'''
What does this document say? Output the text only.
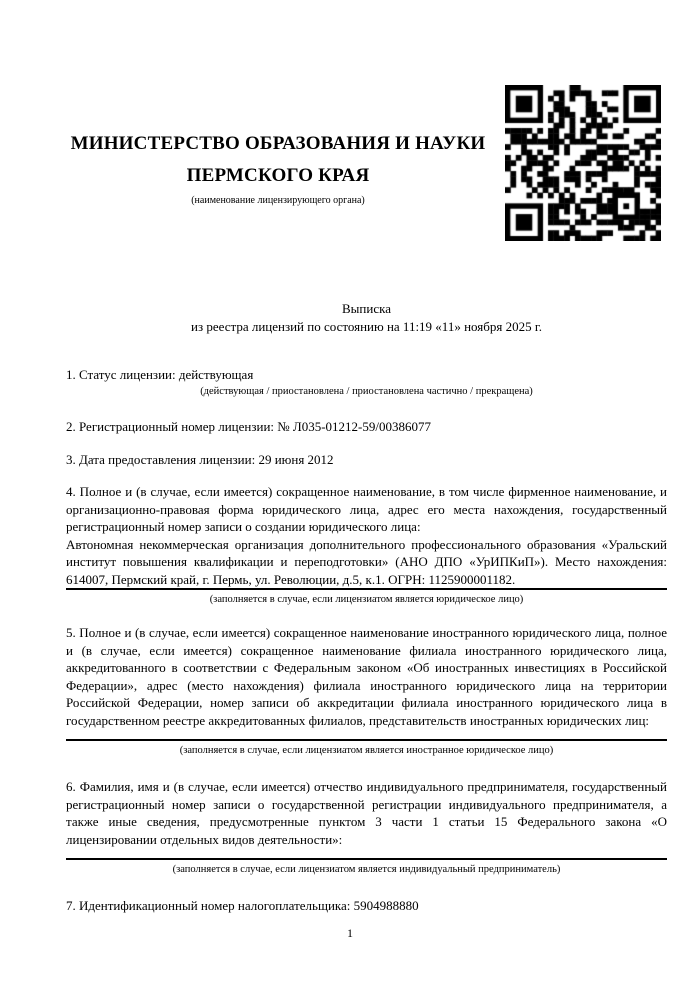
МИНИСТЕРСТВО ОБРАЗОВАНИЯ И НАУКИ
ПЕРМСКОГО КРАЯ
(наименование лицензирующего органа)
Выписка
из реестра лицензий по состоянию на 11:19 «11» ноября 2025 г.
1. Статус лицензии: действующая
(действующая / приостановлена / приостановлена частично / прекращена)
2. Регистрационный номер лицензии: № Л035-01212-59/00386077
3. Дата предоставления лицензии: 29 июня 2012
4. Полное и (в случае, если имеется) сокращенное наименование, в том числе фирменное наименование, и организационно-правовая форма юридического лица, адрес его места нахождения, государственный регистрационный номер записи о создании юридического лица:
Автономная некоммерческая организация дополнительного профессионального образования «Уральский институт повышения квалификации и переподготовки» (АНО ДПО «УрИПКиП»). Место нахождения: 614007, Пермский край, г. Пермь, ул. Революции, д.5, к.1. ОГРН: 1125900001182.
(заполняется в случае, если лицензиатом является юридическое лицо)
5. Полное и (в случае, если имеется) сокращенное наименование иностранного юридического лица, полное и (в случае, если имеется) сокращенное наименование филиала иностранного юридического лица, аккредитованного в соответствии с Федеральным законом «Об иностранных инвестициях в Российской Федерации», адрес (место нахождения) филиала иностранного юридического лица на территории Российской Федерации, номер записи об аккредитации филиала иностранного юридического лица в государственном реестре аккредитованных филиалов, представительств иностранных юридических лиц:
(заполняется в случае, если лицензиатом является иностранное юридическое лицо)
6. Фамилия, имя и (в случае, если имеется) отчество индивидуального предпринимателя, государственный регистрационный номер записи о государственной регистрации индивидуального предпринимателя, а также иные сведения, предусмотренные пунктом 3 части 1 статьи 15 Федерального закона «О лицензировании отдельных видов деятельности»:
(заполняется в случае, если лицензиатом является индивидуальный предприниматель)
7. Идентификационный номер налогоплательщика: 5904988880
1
'''
'''
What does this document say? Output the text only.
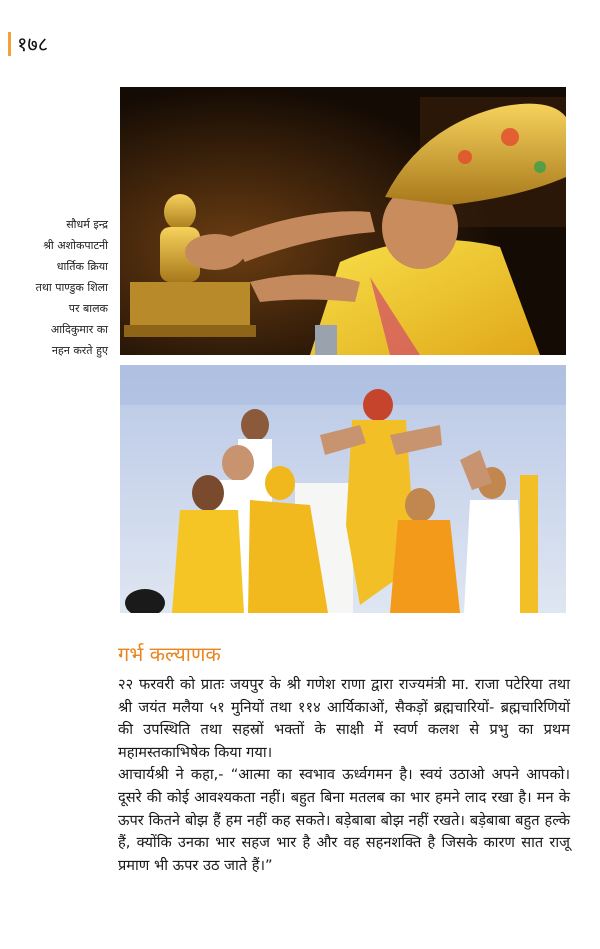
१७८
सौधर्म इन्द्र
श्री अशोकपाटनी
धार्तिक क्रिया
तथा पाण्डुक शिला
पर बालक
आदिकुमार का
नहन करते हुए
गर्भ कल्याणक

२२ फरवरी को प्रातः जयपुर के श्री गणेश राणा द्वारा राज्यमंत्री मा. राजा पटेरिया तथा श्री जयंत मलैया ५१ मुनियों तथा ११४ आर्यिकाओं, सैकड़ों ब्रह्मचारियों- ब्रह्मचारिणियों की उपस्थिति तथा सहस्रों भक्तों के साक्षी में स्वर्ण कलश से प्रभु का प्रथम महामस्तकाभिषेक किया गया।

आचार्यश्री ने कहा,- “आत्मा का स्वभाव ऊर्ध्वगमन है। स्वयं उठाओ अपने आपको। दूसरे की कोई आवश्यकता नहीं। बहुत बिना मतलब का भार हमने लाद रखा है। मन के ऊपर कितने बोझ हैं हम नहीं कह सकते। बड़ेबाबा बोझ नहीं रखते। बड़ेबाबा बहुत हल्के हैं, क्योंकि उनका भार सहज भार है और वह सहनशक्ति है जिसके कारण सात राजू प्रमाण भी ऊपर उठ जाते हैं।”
'''
'''
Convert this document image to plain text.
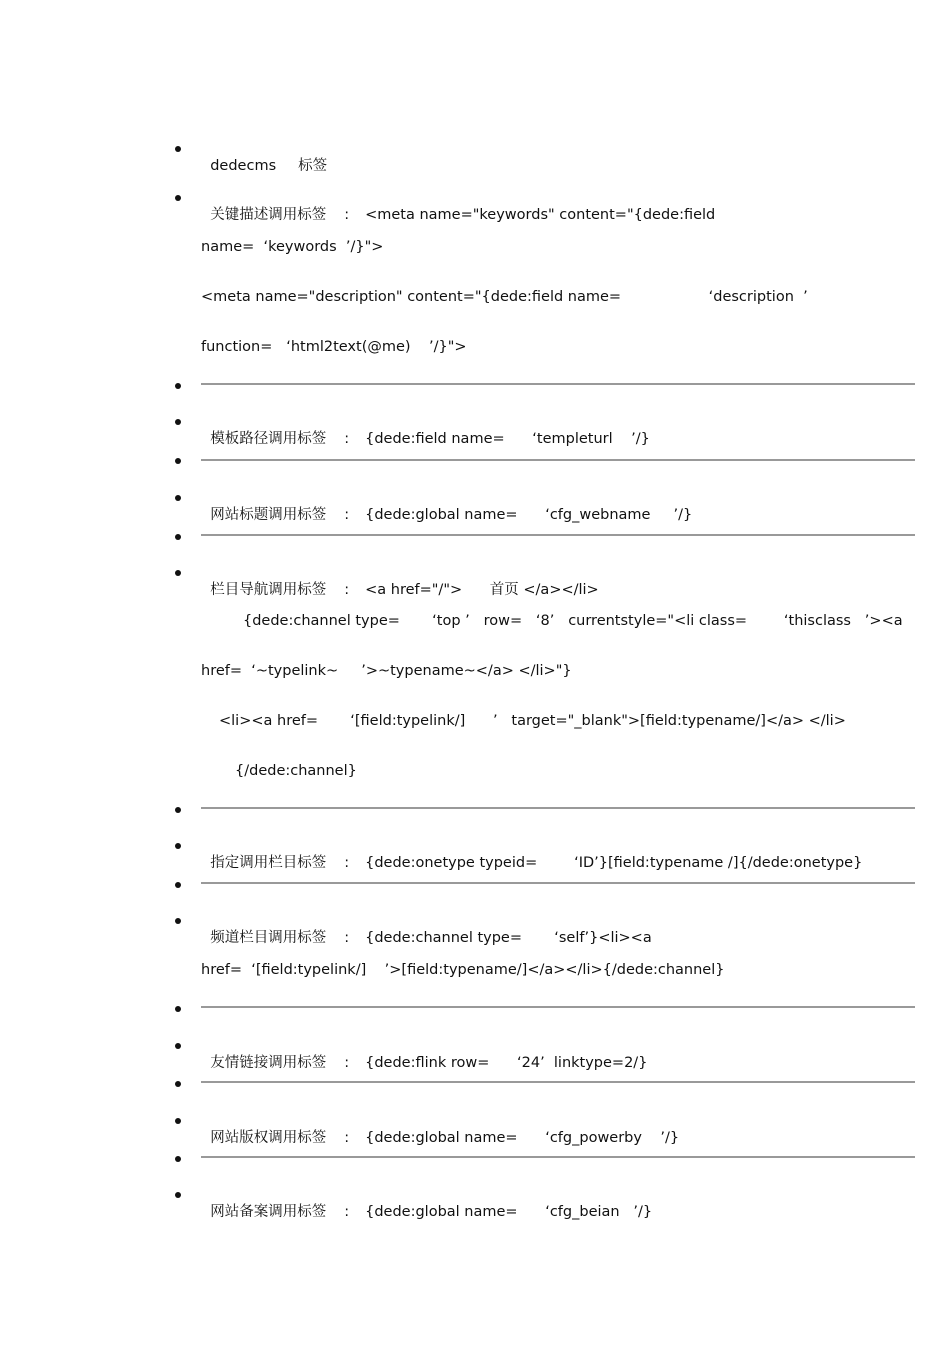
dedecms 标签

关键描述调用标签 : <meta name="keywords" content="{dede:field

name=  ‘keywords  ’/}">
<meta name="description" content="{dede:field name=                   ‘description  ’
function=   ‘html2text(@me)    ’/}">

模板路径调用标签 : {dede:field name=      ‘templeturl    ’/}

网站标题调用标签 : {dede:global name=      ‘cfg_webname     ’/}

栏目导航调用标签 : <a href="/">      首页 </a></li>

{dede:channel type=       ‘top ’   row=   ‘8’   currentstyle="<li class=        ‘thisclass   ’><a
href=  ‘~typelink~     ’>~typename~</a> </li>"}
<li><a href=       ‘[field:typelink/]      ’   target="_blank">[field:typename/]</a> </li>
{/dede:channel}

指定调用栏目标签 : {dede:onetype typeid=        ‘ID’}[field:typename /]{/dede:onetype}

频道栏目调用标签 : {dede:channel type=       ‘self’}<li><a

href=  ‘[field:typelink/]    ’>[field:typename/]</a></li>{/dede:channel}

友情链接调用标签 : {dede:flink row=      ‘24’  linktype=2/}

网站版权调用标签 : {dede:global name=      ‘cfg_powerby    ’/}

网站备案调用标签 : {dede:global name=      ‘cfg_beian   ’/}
'''
[AIM] Extract every line from the records above that contains the word "typelink".

[TASK SOLUTION]
href=  ‘~typelink~     ’>~typename~</a> </li>"}
<li><a href=       ‘[field:typelink/]      ’   target="_blank">[field:typename/]</a> </li>
href=  ‘[field:typelink/]    ’>[field:typename/]</a></li>{/dede:channel}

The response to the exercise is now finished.